*Short exercise*. Continue the pandas DataFrame styling question from where it stops.

*Text shown*.
I was trying to style a Pandas Dataframe using 2 different columns. I was successful as long as the conditional was about the column itself, however when it depends on another one, I was unable to get the desired results.
I want to color the cell in "Date II" if "Date I" is in the past.
def date_pii(row):
ret = ["" for _ in row.index]
print(row['Date PI'])
if row['Date PI'] < datetime.now():
ret[row.index.get_loc("Date PII")] = "background-color: red"

*Given material*.
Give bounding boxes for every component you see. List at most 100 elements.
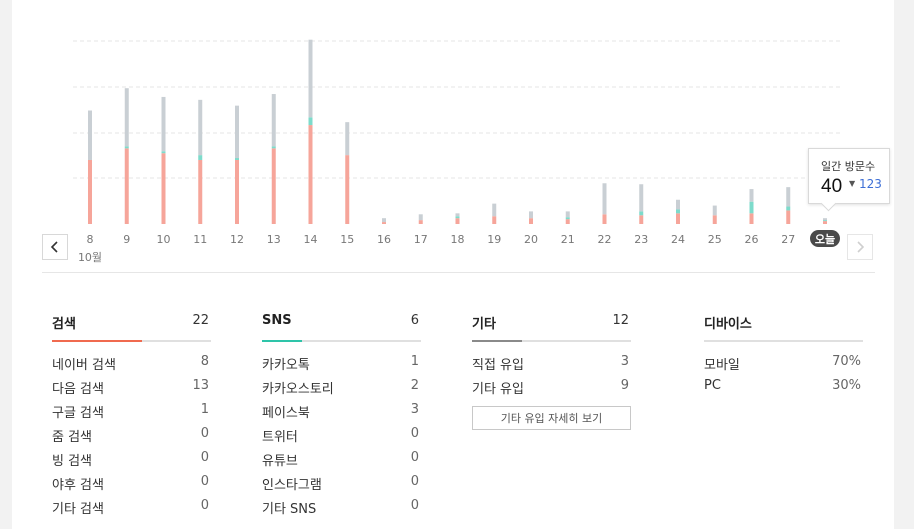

*Right answer*.
return ret
styler = df3.style \
.applymap(lambda x: 'background-color: %s' % 'red' if x <= datetime.now() else '', subset=['Date PI']) \
.applymap(lambda x: 'background-color: %s' % 'yellow' if x < datetime.now() + timedelta(days=30) else '',
subset=['Date PII']) \
.applymap(lambda x: 'background-color: %s' % 'orange' if x <= datetime.now() else '', subset=['Date PII']) \
.applymap(lambda x: 'background-color: %s' % 'grey' if pd.isnull(x) else '', subset=['Date PI'])\
.applymap(lambda x: 'background-color: %s' % 'grey' if pd.isnull(x) else '', subset=['Date PII'])\
.apply(date_pii, axis=1) ----> THIS IS THE ISSUE
styler.to_excel(writer, sheet_name='Report Paris', index=False)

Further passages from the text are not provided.